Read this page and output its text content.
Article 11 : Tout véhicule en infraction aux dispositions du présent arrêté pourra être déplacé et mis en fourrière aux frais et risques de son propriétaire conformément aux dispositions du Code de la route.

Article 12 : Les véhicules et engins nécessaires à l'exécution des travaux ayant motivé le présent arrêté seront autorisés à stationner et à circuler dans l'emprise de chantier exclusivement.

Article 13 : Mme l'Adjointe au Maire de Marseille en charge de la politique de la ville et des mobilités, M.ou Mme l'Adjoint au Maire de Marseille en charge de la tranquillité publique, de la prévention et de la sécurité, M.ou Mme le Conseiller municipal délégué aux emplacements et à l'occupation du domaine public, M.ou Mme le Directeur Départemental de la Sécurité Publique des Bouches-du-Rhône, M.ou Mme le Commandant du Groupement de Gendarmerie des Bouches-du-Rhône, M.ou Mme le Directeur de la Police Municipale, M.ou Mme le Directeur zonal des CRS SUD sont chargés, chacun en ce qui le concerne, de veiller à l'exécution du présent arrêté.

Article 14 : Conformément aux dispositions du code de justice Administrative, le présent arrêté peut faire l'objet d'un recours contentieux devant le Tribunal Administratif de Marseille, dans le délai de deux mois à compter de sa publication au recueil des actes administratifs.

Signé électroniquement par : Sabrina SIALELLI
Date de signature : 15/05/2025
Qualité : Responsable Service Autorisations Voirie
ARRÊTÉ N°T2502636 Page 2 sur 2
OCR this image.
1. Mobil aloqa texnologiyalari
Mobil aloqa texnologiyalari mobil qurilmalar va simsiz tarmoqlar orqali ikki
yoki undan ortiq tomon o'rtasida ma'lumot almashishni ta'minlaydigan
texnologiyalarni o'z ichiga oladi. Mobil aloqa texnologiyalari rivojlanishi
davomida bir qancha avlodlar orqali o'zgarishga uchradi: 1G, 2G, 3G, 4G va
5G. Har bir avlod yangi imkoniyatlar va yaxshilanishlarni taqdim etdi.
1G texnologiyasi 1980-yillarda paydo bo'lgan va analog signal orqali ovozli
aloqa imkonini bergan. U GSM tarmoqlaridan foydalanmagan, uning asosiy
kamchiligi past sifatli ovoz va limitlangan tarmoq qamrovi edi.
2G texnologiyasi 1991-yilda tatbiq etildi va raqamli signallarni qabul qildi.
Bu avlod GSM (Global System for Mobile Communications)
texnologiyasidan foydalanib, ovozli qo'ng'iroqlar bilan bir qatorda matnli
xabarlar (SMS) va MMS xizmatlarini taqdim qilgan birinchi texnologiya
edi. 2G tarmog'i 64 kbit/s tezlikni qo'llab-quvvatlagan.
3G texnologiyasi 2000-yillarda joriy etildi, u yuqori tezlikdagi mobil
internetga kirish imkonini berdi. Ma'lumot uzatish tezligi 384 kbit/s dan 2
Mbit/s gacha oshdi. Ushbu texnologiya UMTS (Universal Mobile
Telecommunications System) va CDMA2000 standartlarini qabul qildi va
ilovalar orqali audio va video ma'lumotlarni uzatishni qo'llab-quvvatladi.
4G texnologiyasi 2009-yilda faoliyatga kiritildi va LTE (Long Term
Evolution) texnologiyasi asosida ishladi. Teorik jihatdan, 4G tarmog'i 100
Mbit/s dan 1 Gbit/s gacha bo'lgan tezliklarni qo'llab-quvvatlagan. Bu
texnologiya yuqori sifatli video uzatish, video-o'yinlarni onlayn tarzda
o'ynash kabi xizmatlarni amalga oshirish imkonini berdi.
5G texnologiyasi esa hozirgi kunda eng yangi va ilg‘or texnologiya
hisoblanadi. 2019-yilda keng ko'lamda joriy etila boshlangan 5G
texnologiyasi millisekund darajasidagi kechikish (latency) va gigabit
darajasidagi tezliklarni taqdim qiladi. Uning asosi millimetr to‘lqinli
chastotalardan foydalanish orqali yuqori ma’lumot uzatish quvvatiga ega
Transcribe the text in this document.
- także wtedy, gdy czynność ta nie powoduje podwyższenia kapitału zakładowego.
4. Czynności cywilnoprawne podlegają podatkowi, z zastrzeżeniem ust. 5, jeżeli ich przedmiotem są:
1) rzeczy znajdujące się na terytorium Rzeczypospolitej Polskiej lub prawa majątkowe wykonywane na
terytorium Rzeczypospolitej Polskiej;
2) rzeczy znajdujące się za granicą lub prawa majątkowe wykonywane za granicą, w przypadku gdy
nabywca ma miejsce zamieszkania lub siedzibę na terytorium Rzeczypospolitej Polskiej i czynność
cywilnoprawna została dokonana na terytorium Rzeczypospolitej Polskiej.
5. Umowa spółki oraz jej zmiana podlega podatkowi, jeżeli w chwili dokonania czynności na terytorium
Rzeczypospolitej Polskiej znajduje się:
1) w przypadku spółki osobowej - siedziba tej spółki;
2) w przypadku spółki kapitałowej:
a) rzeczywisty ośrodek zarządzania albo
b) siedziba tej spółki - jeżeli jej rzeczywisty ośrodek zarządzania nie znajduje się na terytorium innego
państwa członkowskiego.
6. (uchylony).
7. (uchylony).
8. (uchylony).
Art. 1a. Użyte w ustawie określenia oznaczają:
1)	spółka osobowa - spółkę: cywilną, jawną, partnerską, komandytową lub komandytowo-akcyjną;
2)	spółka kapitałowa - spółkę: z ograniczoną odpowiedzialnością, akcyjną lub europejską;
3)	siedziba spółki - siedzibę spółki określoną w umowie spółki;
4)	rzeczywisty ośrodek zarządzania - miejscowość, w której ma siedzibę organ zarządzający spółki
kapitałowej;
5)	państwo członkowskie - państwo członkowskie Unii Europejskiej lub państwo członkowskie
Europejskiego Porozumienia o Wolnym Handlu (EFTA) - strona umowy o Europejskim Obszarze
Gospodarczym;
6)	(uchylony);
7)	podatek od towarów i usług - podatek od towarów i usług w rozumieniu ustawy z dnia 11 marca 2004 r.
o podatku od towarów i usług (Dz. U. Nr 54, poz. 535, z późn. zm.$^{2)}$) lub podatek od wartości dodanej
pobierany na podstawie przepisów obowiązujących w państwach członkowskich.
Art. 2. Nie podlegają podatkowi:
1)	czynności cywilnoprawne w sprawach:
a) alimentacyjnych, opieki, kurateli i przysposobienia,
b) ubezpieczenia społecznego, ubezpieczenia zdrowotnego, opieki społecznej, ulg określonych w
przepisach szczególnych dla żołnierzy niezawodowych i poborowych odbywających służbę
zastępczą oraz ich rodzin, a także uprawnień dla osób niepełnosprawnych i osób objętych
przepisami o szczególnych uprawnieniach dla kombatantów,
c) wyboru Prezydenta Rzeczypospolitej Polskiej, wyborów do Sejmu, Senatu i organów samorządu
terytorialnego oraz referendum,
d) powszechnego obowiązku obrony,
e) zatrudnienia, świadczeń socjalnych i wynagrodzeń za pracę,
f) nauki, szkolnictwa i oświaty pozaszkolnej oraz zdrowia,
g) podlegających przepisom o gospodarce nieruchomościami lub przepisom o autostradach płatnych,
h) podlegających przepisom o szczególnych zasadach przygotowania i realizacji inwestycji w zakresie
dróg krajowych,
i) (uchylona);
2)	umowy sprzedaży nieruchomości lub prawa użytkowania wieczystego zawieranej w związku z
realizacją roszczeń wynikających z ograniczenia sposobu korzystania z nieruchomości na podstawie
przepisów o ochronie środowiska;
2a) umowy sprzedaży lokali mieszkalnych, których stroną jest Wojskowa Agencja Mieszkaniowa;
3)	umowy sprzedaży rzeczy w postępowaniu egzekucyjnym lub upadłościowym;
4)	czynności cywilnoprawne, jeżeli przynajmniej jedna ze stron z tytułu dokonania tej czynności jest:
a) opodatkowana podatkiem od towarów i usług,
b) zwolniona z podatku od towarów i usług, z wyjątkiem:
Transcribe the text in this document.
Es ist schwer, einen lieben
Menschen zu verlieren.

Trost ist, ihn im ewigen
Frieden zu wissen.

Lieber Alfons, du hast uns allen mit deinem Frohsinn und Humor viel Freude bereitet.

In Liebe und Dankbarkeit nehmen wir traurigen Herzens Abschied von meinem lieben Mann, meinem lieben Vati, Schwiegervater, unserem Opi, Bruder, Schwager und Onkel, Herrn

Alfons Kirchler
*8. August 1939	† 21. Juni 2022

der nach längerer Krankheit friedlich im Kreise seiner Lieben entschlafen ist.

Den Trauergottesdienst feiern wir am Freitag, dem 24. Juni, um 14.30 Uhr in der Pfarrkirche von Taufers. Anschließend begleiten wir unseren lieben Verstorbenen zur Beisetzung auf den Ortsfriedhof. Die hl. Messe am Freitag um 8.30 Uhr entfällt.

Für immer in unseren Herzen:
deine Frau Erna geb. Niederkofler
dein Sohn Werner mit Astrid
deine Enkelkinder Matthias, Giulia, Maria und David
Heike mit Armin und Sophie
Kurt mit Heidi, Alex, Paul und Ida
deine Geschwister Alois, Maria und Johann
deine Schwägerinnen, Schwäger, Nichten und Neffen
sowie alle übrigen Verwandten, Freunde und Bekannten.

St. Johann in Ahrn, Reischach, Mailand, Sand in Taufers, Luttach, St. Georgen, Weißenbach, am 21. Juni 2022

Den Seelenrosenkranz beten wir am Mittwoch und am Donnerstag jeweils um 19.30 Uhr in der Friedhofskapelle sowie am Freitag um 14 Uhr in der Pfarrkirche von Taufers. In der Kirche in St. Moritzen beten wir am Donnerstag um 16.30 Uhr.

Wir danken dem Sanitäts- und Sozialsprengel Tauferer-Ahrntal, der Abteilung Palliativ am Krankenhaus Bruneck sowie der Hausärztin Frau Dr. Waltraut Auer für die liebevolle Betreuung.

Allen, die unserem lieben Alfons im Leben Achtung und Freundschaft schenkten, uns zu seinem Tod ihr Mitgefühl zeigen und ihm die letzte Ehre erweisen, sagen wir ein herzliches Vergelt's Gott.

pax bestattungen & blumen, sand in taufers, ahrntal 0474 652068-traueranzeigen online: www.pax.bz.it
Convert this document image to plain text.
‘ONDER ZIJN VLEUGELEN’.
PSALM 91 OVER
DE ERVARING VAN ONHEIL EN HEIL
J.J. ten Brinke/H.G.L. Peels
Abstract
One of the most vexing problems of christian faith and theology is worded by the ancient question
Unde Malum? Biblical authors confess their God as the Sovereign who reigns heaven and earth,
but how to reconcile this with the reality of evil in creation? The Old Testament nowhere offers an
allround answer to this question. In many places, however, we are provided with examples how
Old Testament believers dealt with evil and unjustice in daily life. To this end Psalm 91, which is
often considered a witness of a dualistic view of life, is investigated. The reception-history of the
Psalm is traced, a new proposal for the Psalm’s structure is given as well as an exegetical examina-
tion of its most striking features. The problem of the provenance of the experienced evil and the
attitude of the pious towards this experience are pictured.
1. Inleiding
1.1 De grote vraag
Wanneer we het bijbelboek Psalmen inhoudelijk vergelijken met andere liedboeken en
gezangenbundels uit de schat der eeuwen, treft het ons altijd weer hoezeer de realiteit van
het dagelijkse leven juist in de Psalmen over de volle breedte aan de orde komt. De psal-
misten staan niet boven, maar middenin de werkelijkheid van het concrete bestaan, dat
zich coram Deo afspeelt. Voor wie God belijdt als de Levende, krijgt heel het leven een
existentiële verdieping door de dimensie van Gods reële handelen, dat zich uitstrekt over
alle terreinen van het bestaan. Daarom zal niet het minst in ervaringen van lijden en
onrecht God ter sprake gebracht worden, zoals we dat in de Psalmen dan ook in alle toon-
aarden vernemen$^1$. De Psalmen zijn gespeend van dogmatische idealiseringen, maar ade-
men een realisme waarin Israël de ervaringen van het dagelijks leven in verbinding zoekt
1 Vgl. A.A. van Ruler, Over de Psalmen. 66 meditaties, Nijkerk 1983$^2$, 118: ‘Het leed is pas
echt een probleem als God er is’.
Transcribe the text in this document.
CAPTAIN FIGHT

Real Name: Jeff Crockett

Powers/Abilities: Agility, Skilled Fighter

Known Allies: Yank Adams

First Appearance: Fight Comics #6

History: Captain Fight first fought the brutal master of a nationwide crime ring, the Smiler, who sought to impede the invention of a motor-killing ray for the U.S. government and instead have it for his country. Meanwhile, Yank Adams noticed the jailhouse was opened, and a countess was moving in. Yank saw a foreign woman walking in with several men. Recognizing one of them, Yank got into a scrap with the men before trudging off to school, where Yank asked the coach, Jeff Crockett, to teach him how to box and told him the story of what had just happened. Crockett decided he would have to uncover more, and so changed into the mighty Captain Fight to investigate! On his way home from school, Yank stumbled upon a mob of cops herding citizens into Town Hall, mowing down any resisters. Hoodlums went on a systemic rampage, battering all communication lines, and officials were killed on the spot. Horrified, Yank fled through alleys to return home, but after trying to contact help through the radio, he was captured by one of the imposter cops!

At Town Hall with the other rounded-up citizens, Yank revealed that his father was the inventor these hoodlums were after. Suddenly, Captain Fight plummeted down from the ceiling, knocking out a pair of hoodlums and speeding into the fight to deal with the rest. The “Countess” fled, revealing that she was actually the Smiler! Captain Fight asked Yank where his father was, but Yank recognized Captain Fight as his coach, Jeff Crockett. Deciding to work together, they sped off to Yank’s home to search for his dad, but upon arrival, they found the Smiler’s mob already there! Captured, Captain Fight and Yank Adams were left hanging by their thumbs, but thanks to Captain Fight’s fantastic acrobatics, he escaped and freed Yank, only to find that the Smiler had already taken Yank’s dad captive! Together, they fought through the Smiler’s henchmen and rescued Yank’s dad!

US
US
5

• [What you have to do]
Which lines above contain "aloqa"? Show each of them.

• [The output]
1. Mobil aloqa texnologiyalari
Mobil aloqa texnologiyalari mobil qurilmalar va simsiz tarmoqlar orqali ikki
texnologiyalarni o'z ichiga oladi. Mobil aloqa texnologiyalari rivojlanishi
aloqa imkonini bergan. U GSM tarmoqlaridan foydalanmagan, uning asosiy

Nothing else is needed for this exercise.